__What to work on__:
• A. Answer these three questions using the passage on project artifacts, one answer per line, each marked like its question:
(i) What is TradeTi.me's confirmed product Northstar?
(ii) For whom is a Constitution written primarily?
(iii) To which exchanges was the morning momentum window scoped?
• B. List every artifact that the passage on project artifacts gives its own section heading.
• C. Reproduce the passage on project artifacts word for word, from "Intention without artifacts" down to "amnesia of building.".

Intention without artifacts is just a mood. The artifacts are what make it operational — persistent across sessions, readable by anyone (or any AI agent) picking up the work, immune to the natural amnesia of building.

  • Northstars

    Every project starts with a single sentence that names what the project is for — not a feature list, not a value proposition, not a marketing tagline. A directional statement that survives changes within its scope — features shift, tactics shift, the Northstar holds. A whole-company pivot earns a new Northstar, built from everything the old one taught. You steer toward it; you never arrive at it.

    TradeTi.me's product Northstar, confirmed after several attempts that all felt slightly off: "Help anyone, anywhere, understand the rhythm of global markets at a glance in their local time." The wording matters. Earlier candidates were value-props dressed as Northstars — describing what the user gets, not what the world becomes. The test for a real Northstar is whether it lets you say no: any feature that doesn't make global market rhythm more legible in local time is out.

    The origin of TradeTi.me captures what a Northstar is actually for: "I made this project because I had a problem I didn't get solved any other way. I am the market research in that way — I'm the person who needs this. If I had the problem, others probably have it too." The Northstar formalizes that intuition into something durable enough to hand off.

  • Constitutions

    A Northstar is one sentence. A Constitution is the multi-section document that translates that sentence into operational guidance — specifications, decision rules, worked examples of what fits and what doesn't. It is written primarily for AI agents, which re-read it on every turn and need precision rather than poetry. But it also orients any human who picks up the project months later.

    The distinction matters: the Northstar stays still; the Constitution evolves with the product. Confusing them produces either rigid projects (the Northstar becomes a detailed spec that can't adapt) or directionless projects (the Constitution gets treated as the anchor, no operational guidance drifts). The wiki is the context — the body of work the AI reads from. The Constitution is separate: a file the AI re-reads on every turn, covering ingest procedures, voice discipline, sub-agent rules. It wasn't designed as a Constitution; it became one through use.

  • Decisions with reasoning

    Every load-bearing decision gets logged with the alternatives considered and why this one won. Not just the outcome — the reasoning. The reasoning evaporates faster than the choice. Six months later, the choice is in the code; the reasoning that produced it is gone unless it was captured.

    TradeTi.me's decisions log includes the confirmed Northstar wording, the decision to scope the morning momentum window to NYSE and NASDAQ only (and why not Tokyo, Hong Kong, or Seoul — different microstructure, different rules), the call to formalize the wiki's instructions file as a Constitution in its own right. Each entry names alternatives considered, why this path won, and what would reopen the decision. The log is an append-only record of closed epistemic states.

  • Questions

    Fundamental questions get tracked separately from decisions. They outlive methods. A question like "what does it mean for global market rhythm to be universally legible?" is not a task to close — it is a standing interrogation that shapes every design choice. Settling a question moves it to the decisions log; the questions list is what's still open.

    The discipline is the distinction: decisions are closed epistemic states; questions are open ones. Mixing them produces a log full of pseudo-decisions that get relitigated constantly, because the question underneath was never actually engaged.

__Information given__:
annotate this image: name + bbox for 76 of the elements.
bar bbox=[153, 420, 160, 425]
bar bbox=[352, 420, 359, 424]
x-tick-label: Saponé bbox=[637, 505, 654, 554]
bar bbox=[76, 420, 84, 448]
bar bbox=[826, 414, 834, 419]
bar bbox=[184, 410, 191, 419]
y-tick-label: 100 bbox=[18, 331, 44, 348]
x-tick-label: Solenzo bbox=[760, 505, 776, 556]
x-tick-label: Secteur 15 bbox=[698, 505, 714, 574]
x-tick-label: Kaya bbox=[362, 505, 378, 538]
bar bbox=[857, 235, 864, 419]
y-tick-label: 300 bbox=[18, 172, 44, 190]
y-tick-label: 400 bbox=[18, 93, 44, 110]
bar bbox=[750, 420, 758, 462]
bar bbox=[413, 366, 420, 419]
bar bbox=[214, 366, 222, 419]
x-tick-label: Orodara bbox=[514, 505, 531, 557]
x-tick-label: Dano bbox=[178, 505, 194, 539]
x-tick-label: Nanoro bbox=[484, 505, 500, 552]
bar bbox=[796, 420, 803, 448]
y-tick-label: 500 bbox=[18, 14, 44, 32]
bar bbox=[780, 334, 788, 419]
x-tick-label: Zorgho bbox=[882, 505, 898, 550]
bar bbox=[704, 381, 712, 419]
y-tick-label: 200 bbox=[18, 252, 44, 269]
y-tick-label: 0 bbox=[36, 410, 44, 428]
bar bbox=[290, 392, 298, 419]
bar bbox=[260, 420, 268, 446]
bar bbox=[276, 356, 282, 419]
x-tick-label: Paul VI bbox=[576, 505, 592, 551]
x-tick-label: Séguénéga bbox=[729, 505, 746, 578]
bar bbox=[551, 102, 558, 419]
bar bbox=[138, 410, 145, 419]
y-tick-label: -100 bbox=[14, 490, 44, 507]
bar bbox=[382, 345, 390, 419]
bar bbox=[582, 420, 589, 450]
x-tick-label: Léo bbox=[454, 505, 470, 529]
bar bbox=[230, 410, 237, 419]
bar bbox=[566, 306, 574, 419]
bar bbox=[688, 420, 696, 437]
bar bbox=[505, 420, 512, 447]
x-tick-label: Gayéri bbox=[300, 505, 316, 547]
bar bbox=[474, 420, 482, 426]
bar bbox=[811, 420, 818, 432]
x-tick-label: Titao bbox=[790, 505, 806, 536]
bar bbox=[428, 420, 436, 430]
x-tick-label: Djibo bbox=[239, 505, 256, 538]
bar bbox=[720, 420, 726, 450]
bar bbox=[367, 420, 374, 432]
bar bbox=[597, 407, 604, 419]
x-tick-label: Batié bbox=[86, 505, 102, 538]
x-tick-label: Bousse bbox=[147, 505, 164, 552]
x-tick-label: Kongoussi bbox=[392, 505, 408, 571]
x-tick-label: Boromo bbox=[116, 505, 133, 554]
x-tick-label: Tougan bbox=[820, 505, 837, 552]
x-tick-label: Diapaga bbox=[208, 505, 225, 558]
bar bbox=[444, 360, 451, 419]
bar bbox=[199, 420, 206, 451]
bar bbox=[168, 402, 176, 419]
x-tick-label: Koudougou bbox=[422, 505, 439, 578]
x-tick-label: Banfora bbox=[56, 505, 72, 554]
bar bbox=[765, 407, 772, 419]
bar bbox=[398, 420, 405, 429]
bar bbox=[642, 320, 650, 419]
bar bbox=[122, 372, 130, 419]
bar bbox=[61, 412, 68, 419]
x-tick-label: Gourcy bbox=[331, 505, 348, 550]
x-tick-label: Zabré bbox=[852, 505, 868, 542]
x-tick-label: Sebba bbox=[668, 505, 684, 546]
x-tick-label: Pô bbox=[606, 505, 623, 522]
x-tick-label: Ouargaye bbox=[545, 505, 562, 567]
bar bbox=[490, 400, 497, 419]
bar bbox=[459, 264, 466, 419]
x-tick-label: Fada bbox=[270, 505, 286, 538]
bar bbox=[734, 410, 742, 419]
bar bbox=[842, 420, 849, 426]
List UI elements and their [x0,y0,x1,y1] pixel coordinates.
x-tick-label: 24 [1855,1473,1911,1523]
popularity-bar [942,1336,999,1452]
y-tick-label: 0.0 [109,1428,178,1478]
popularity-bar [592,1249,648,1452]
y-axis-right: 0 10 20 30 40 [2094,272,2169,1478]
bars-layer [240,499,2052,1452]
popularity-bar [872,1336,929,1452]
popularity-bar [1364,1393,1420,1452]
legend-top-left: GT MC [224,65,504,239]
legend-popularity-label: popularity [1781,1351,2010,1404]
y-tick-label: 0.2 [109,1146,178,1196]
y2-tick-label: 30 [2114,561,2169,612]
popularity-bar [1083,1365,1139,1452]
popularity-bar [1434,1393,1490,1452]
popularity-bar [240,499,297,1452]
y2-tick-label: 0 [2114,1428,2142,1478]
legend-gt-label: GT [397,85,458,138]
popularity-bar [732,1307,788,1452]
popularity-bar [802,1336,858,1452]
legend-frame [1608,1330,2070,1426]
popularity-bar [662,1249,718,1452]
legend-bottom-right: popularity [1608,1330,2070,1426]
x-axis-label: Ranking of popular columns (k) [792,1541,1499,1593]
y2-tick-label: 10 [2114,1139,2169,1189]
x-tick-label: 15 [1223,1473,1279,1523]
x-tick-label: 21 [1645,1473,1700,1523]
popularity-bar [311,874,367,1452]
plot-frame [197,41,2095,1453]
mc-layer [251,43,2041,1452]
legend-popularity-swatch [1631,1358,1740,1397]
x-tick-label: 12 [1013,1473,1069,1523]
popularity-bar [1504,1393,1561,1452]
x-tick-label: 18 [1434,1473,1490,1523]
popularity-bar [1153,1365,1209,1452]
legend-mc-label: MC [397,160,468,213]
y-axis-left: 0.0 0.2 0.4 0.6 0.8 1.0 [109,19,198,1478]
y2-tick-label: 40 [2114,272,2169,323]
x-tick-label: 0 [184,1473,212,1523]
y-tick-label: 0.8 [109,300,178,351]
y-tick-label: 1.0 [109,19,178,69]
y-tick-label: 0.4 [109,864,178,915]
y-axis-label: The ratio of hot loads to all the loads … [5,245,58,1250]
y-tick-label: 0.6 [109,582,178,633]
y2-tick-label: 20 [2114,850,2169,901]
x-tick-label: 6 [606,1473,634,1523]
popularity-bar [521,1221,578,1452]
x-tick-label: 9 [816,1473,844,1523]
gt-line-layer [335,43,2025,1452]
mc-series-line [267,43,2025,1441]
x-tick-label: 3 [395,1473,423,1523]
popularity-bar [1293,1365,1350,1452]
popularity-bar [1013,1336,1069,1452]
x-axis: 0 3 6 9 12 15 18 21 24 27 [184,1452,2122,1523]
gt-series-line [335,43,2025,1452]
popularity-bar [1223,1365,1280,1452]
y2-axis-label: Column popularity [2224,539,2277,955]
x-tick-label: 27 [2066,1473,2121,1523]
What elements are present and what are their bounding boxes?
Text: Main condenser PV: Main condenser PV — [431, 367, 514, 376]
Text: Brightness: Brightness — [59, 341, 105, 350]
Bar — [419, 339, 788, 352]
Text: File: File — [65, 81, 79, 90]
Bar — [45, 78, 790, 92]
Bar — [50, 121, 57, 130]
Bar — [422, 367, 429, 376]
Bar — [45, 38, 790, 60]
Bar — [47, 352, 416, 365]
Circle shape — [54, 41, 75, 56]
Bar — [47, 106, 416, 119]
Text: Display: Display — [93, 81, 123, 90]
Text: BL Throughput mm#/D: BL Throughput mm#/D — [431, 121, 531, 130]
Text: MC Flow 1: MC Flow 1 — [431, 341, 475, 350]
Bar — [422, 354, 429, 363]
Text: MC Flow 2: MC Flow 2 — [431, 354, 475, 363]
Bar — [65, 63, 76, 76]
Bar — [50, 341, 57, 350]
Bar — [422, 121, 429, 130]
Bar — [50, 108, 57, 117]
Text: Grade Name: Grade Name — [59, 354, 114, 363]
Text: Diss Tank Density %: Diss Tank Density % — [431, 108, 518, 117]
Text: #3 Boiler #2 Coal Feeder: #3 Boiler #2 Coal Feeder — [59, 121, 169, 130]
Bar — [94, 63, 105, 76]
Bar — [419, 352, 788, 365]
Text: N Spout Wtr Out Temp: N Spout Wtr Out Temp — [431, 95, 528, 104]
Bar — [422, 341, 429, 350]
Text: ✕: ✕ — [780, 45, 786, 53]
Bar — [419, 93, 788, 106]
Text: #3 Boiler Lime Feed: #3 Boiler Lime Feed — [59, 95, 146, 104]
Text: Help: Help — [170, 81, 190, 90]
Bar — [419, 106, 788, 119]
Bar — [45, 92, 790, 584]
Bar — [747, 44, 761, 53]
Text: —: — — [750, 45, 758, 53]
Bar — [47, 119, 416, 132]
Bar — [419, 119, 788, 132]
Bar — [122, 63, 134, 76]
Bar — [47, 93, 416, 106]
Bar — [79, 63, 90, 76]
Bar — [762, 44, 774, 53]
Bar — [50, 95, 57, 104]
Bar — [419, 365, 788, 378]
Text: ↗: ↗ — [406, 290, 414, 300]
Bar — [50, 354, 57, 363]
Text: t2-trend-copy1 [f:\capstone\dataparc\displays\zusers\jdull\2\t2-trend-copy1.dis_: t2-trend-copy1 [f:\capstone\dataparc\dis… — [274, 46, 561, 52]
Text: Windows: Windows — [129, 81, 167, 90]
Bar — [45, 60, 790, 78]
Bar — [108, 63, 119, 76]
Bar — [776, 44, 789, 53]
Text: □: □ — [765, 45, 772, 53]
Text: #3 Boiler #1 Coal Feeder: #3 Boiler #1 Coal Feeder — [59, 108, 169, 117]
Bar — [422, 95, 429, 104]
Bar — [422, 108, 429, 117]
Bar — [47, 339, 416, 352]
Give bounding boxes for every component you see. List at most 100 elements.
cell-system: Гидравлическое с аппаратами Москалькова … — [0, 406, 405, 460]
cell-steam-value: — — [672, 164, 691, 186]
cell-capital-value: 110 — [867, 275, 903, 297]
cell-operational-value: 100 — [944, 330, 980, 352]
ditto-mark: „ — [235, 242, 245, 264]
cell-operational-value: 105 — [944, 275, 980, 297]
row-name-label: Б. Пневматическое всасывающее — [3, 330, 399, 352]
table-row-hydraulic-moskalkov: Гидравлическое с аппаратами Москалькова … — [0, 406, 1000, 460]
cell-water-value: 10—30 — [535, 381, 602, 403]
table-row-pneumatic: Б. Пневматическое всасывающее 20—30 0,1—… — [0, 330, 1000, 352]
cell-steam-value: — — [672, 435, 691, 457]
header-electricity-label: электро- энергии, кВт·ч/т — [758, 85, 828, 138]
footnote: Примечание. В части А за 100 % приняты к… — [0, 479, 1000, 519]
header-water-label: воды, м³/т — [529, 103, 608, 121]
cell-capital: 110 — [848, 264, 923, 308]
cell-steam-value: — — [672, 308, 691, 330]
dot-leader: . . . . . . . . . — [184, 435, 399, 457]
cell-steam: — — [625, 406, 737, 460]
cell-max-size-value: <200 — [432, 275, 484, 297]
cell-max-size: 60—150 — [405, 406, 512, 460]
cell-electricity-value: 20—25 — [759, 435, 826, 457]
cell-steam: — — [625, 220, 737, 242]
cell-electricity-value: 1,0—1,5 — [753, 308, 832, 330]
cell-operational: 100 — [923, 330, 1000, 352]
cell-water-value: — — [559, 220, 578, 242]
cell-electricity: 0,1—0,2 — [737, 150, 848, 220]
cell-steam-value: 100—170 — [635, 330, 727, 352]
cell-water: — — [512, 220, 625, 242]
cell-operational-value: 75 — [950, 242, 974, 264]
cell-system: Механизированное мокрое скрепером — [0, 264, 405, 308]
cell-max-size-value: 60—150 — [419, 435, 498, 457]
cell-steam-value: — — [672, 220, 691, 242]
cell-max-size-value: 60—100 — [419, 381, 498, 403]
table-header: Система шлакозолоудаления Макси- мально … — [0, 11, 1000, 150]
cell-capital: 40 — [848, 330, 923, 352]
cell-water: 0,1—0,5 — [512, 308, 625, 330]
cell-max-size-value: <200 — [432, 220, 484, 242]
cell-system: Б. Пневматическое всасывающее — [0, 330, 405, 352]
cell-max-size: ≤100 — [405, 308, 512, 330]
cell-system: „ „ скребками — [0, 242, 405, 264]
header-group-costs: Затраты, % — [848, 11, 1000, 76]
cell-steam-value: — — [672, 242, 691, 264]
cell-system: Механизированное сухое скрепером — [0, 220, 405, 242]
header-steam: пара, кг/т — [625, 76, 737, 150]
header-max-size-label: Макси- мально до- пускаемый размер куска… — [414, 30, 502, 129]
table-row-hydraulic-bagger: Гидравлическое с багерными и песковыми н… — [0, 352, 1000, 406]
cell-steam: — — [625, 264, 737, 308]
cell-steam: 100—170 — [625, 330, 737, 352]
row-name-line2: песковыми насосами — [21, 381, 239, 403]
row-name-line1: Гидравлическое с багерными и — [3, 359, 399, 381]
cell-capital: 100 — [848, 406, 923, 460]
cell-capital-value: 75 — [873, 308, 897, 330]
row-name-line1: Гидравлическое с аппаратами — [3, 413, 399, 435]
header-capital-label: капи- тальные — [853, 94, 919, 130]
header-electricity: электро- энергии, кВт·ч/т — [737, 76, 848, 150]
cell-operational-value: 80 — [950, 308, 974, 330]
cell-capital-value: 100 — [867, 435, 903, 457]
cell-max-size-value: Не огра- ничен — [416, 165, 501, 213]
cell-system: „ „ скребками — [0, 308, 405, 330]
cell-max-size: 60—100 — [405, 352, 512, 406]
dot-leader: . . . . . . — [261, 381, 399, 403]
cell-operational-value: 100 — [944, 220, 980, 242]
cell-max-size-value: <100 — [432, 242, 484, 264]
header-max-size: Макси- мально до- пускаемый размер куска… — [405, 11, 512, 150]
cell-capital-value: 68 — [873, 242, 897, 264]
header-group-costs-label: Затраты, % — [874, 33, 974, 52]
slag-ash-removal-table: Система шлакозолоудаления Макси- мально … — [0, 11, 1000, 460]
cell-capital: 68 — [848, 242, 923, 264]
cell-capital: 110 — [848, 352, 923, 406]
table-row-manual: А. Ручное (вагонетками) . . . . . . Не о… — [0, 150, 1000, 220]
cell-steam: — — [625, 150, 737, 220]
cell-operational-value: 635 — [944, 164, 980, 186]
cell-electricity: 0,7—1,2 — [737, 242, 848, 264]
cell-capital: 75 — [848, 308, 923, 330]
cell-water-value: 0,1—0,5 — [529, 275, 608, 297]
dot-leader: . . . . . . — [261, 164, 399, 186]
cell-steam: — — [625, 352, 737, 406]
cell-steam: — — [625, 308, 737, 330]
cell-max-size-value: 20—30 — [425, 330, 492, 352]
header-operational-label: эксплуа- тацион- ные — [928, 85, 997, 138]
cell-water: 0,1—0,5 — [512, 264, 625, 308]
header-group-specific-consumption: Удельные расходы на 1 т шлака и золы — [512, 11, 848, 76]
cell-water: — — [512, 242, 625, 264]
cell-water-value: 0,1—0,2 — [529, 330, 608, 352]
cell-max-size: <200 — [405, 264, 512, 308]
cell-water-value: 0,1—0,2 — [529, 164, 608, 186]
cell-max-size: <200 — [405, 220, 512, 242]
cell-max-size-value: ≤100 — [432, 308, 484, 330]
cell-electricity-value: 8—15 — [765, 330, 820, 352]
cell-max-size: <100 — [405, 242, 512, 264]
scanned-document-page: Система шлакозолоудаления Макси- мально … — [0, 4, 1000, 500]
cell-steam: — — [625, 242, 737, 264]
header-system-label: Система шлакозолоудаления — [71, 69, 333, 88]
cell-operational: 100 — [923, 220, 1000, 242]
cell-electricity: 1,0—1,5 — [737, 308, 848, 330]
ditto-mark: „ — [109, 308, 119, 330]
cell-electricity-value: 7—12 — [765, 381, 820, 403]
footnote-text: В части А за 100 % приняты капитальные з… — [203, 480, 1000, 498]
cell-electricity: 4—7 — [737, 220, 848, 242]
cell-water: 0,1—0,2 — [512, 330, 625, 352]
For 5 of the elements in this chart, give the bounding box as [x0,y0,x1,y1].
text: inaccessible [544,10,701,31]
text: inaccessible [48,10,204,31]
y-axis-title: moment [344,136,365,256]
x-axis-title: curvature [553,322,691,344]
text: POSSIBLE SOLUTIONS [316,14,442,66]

__Your written answers__:
• A.
(i) "Help anyone, anywhere, understand the rhythm of global markets at a glance in their local time."
(ii) AI agents.
(iii) NYSE and NASDAQ only.

• B.
Northstars
Constitutions
Decisions with reasoning
Questions

• C.
Intention without artifacts is just a mood. The artifacts are what make it operational — persistent across sessions, readable by anyone (or any AI agent) picking up the work, immune to the natural amnesia of building.